Stored data entries
'''

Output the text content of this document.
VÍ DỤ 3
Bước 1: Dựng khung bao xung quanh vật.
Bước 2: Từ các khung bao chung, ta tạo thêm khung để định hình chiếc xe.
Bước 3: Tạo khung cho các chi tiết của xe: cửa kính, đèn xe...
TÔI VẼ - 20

'''

TASK INSTRUCTIONS
From the first line to the last, please quote the material above exactly.

SOLUTION TO THIS TASK
Output the text content of this document.
VÍ DỤ 3
Bước 1: Dựng khung bao xung quanh vật.
Bước 2: Từ các khung bao chung, ta tạo thêm khung để định hình chiếc xe.
Bước 3: Tạo khung cho các chi tiết của xe: cửa kính, đèn xe...
TÔI VẼ - 20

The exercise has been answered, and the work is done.